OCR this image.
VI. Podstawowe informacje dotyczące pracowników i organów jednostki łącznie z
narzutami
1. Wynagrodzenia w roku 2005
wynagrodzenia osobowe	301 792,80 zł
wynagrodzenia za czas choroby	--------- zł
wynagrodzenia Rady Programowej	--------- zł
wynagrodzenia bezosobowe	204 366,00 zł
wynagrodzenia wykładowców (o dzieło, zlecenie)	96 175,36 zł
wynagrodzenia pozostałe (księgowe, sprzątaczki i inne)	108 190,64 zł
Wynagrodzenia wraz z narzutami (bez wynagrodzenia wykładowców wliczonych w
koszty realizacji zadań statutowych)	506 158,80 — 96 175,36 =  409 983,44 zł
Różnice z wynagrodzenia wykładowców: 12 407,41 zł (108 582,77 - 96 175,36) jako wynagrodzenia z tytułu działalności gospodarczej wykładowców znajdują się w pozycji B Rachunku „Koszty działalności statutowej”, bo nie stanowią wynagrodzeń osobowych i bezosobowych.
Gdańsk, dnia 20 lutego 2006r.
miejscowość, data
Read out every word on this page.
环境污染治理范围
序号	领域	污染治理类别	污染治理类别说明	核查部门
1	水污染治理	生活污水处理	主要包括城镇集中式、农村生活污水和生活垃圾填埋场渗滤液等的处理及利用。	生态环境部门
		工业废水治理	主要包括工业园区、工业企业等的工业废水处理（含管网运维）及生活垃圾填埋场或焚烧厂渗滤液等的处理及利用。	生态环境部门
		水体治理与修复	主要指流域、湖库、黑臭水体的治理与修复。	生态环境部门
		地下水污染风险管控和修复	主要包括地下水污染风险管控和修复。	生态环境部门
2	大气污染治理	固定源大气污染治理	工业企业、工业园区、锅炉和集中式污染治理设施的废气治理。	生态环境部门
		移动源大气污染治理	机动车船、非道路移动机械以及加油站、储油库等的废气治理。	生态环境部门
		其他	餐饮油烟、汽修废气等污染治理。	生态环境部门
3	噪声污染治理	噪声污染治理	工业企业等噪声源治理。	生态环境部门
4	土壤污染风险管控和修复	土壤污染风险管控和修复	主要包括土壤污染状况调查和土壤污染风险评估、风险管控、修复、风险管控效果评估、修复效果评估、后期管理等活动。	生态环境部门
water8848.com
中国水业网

--

* [What needs to be done] Of the lines above, how many contain the word "生态环境部门"? Provide the number and nothing else.

* [Result of this task] 9